Written problem: What is the count of lines that hold the word "document"? Give only the number.

*** Data shown ***

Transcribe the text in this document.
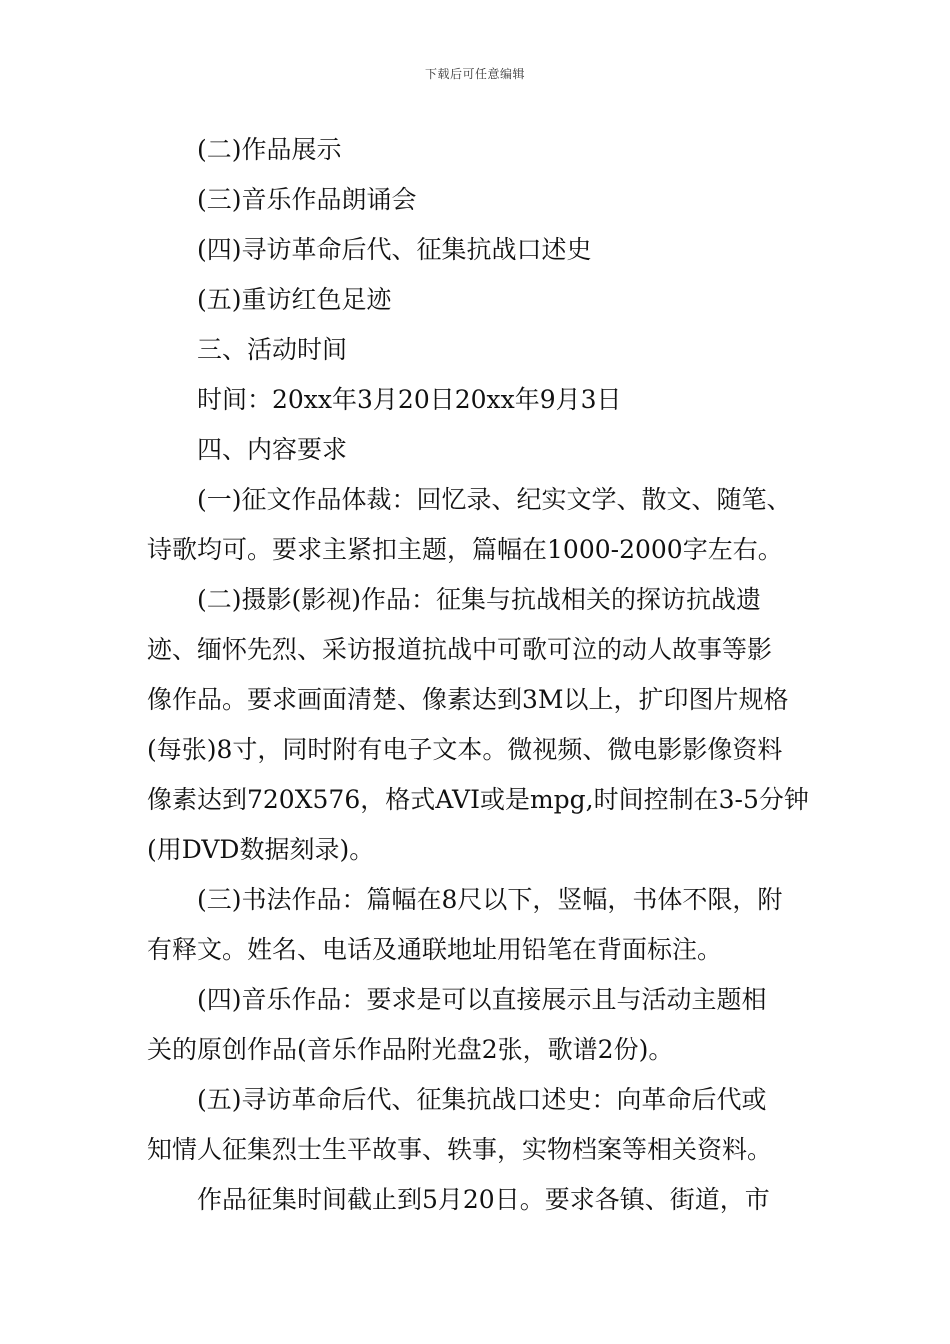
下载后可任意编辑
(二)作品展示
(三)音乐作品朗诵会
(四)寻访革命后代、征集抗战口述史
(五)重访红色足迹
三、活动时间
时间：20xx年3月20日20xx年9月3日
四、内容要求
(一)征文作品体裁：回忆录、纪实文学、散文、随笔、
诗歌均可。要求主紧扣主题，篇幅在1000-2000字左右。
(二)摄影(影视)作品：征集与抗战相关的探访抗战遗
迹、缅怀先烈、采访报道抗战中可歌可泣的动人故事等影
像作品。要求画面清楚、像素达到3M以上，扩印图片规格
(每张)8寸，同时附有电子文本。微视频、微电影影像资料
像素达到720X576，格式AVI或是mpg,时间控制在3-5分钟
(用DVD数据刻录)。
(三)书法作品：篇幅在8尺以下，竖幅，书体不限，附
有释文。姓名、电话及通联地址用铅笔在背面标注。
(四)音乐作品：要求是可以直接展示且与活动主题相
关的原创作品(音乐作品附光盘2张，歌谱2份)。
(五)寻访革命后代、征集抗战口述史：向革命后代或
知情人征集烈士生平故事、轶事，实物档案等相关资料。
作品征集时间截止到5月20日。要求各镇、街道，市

***
*** Data shown ***

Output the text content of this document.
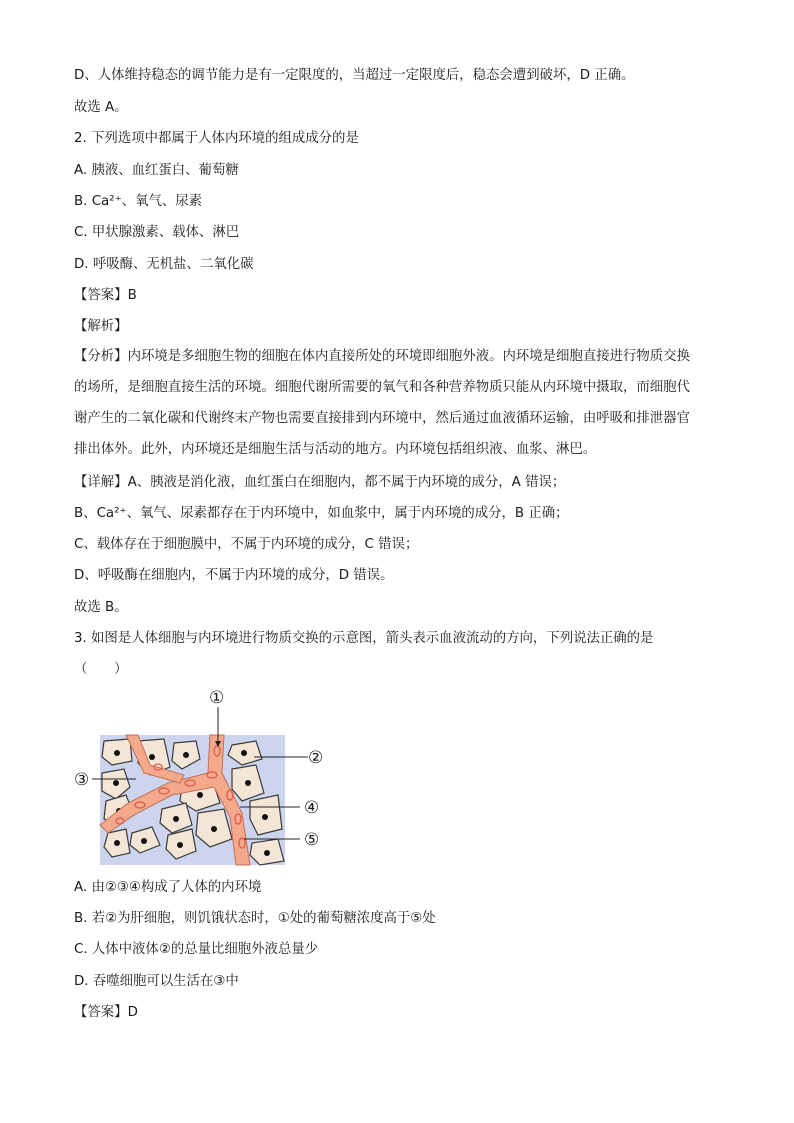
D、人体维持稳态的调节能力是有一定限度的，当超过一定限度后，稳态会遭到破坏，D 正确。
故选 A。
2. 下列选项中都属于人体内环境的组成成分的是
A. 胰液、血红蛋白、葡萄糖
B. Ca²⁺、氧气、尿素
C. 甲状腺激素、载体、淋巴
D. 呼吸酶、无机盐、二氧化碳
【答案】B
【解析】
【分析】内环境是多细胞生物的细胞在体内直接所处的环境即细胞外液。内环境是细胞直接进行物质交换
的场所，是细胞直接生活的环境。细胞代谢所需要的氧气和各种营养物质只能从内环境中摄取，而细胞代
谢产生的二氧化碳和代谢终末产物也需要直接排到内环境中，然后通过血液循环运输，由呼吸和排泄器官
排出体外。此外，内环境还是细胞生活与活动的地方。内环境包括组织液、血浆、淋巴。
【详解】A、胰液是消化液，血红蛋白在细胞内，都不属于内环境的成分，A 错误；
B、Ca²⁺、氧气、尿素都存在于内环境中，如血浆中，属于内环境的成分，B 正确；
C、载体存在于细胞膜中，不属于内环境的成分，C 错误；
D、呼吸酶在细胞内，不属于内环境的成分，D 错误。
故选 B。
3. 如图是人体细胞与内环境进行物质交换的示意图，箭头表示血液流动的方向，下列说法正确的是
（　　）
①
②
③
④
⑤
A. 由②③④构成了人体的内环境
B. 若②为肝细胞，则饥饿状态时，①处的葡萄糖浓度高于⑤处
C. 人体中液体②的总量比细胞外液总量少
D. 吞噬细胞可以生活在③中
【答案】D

***

The reply: 2